(Beginning of Page extract)

Tickar on Tuesday (Jan. 25) said investing in the stock market can be done with nothing more than the camera lens on a mobile phone, thanks to its scan, learn and invest approach that relies on augmented reality to simplify the investing experience.
More than 26% of all investors in the market today said they became investors in 2020 or later, as the COVID-19 pandemic and increasing popularity of cryptocurrency gave many people a new reason to throw a few bucks at something different, Tickar said in the press release announcing its launch.
The Tickar app uses augmented reality and machine learning to help stock market participants invest in the products they use every day, but might not know are also part of the stock market. Tickar aims “to be an investment advisor in your pocket,” pointing to the metaverse and AR as key parts of its strategy. The app claims to be able to tell users whether a stock is overvalued or undervalued.
Tickar has been downloaded about 25,000 times within the first week of its launch. The company hopes to reach one million users by the end of 2022. The company hopes to help users of other investing platforms integrate those accounts under their Tickar profiles.

(End of Page extract)

Problem to work on = Copy the part of the Tickar article from "Tickar has been" to "their Tickar profiles." word for word.

(Beginning of Information supplied)

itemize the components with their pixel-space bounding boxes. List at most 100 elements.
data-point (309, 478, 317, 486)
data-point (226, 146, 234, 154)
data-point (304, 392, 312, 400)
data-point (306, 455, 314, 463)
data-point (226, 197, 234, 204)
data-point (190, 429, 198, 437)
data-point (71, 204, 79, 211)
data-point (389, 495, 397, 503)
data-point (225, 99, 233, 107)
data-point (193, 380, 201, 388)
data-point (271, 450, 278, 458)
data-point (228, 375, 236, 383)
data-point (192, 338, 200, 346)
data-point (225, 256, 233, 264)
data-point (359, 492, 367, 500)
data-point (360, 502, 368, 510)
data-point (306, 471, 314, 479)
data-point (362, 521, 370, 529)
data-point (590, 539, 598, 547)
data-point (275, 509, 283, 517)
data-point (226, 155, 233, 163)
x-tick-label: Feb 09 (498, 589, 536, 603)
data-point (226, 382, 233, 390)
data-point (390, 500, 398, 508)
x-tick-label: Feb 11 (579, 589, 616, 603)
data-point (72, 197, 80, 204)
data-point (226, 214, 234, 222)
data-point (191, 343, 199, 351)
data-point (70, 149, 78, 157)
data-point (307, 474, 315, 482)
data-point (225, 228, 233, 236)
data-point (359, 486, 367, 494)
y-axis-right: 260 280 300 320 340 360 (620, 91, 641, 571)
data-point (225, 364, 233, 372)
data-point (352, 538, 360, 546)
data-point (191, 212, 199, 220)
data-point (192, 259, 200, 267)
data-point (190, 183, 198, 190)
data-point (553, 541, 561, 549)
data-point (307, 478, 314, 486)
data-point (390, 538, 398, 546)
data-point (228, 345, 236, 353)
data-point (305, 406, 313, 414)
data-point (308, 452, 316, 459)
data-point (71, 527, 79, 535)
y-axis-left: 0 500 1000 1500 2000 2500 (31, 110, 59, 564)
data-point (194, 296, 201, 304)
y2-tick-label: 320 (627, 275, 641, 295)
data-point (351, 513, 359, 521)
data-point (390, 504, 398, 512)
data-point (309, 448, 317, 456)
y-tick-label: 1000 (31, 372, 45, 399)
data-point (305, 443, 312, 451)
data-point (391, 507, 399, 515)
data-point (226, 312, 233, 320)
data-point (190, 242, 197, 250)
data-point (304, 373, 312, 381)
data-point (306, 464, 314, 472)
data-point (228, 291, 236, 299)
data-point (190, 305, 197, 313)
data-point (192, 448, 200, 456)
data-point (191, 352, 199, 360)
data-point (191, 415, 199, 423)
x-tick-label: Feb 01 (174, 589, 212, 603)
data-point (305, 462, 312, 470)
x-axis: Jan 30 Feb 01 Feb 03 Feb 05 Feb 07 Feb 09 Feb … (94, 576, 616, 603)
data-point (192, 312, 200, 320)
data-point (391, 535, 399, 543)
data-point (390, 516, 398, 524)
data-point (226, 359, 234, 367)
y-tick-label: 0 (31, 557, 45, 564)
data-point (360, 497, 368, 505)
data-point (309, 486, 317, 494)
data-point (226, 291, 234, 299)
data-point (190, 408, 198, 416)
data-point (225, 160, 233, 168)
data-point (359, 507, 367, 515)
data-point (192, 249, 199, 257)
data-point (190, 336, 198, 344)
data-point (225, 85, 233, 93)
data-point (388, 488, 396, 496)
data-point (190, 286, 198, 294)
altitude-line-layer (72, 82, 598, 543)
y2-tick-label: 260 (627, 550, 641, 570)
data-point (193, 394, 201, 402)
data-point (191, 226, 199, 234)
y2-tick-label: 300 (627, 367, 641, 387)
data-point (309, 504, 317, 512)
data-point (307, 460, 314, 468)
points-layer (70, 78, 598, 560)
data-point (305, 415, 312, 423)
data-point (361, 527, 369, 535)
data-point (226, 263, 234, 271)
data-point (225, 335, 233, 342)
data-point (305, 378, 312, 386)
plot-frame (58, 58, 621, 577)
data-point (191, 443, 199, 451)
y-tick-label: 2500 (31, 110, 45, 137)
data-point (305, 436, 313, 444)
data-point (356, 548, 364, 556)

(End of Information supplied)

Answer area =
Tickar has been downloaded about 25,000 times within the first week of its launch. The company hopes to reach one million users by the end of 2022. The company hopes to help users of other investing platforms integrate those accounts under their Tickar profiles.